- Given text -
Those are just the gear items that come to mind. I’m only now putting everything away from our January Orizaba trip, in preparation for getting a lot of it out again for our Scottish Highlands hike, which starts 60 days from today.

There’s still room to realize all the dreams of the unused gear.

 

Journey to Another Planet – Mauna Kea

Mauna Kea
Mauna Kea

Mauna Kea isn’t particularly well-known as a destination hike. Most people get to the top by car. But after my husband became the only person in Hawaii to come down with a severe case of flu in the middle of August 2013, thus putting the kabosh on our plan to backpack the Muliwai trail (more on that later), Mauna Kea seemed an attractive alternative.

Due to the unexpected change in plans we had several wild card nights – no reservations, no nothing. Two nights before we climbed Mauna Kea we stayed at a 1970s hotel on the edge of Kona, complete with kitchenette and ancient dinette table. Ocean front was an understatement as the second floor unit we were in was bombarded with large waves throughout the night – unclear what the decibel level was. The next night we returned to the semi rundown estate of the Rockefellers outside of Waimea, now converted to a somewhat quirky bed and breakfast – without the breakfast.

View from our porch at the former Rockefeller estate in Waimea
View from our porch at the former Rockefeller estate in Waimea
Kona Tiki Hotel, Kona
Kona Tiki Hotel, Kona

The next day we awoke early to an hour or so drive along Hawaii’s oh so well maintained road to Mauna Kea. We parked at the ranger station at approximately 9200 feet elevation about 7 am and signed in. Little did we know that only two other hikers would sign in that entire day.

- Records provided -
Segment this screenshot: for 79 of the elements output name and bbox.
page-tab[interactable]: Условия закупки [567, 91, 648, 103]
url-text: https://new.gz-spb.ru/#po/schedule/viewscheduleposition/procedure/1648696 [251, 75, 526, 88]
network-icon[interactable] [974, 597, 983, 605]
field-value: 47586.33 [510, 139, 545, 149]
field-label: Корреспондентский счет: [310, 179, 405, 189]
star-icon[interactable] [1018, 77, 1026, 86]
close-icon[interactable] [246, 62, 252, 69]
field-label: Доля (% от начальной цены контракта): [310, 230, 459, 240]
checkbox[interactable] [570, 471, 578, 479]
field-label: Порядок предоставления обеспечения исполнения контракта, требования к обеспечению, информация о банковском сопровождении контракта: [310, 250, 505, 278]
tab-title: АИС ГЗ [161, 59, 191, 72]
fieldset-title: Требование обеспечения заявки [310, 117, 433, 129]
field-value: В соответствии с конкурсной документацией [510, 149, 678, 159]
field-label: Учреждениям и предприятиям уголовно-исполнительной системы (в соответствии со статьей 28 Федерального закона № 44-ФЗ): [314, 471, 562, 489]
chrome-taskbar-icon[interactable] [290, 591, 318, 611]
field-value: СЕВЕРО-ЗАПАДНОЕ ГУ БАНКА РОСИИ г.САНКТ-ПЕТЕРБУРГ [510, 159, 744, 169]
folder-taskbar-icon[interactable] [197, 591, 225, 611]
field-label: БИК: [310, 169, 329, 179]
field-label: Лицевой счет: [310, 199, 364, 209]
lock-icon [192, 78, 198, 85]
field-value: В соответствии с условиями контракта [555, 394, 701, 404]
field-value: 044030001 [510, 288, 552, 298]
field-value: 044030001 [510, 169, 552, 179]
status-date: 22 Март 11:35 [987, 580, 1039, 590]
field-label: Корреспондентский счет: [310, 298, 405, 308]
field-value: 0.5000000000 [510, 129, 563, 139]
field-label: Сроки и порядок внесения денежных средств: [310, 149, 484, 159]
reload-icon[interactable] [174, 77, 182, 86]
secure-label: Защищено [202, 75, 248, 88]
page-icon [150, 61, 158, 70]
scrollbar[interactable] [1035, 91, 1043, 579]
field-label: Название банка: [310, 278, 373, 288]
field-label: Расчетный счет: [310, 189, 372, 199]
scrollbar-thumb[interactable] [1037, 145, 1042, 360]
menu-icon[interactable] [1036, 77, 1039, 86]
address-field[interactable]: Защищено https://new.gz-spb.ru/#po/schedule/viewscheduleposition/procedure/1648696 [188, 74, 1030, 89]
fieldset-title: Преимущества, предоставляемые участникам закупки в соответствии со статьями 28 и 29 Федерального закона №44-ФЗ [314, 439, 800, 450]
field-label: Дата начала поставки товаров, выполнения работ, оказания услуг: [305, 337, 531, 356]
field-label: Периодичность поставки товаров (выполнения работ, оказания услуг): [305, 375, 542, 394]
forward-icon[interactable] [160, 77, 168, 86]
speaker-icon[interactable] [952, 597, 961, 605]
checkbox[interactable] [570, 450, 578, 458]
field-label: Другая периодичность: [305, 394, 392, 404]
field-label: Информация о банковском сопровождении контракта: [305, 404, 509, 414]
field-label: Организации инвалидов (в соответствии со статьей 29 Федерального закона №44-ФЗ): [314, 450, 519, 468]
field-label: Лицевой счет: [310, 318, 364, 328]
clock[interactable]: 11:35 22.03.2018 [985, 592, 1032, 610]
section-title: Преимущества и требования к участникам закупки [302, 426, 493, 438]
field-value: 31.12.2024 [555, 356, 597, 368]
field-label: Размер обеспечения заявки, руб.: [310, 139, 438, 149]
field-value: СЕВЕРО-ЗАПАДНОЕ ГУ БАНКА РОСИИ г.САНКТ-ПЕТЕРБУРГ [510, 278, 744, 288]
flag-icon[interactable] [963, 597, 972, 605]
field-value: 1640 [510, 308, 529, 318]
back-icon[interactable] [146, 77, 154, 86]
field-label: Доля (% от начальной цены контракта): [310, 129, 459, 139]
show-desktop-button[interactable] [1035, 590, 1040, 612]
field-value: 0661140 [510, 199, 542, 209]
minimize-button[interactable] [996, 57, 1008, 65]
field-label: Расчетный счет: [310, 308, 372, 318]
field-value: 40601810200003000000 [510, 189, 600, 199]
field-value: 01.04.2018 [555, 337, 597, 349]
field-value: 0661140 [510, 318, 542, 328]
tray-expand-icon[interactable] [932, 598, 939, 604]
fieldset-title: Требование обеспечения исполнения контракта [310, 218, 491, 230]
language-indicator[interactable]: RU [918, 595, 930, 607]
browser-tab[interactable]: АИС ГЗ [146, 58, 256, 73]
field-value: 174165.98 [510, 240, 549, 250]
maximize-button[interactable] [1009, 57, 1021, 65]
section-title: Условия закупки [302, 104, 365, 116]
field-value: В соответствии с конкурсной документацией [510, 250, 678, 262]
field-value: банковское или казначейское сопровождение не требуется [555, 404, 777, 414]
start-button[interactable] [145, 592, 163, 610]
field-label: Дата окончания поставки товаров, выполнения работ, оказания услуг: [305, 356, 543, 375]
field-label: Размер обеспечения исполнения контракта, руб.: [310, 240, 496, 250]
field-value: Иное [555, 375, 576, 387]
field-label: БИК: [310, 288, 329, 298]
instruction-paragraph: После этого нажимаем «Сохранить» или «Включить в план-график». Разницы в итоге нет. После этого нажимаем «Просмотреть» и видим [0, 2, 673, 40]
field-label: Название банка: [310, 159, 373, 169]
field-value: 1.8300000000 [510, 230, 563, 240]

- Goal of the exercise -
Reproduce the passage of the Mauna Kea hiking text word for word, starting at "Due to the unexpected" and ending at "without the breakfast.".

- Solved problem -
Due to the unexpected change in plans we had several wild card nights – no reservations, no nothing. Two nights before we climbed Mauna Kea we stayed at a 1970s hotel on the edge of Kona, complete with kitchenette and ancient dinette table. Ocean front was an understatement as the second floor unit we were in was bombarded with large waves throughout the night – unclear what the decibel level was. The next night we returned to the semi rundown estate of the Rockefellers outside of Waimea, now converted to a somewhat quirky bed and breakfast – without the breakfast.